Using the data below, tally the lines that include the string "great". Only the number is wanted.

◆ MATERIAL FOR THE TASK
------

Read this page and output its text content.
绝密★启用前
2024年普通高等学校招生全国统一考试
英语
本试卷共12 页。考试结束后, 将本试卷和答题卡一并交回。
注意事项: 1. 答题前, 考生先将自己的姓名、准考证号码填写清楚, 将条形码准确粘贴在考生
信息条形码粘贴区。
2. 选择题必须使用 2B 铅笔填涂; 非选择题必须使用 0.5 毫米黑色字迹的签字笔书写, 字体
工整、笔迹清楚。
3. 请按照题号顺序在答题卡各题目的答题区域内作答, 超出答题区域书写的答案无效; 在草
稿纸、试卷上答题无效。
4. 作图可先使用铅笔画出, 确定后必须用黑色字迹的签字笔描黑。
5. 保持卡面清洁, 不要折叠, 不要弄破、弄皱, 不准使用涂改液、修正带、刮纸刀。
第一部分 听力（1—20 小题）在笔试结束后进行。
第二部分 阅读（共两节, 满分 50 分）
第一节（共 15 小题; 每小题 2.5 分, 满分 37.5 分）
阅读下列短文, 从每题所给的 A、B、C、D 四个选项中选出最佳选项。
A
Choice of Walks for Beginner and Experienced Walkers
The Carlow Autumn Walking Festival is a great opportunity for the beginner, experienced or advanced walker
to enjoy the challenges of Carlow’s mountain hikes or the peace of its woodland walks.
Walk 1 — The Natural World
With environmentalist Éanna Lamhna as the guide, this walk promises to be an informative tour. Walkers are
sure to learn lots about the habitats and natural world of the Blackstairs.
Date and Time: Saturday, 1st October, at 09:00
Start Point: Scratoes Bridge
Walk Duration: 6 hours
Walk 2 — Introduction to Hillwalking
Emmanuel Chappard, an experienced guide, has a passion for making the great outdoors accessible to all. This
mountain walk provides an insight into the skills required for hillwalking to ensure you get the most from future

------

◆ FINISHED TASK
2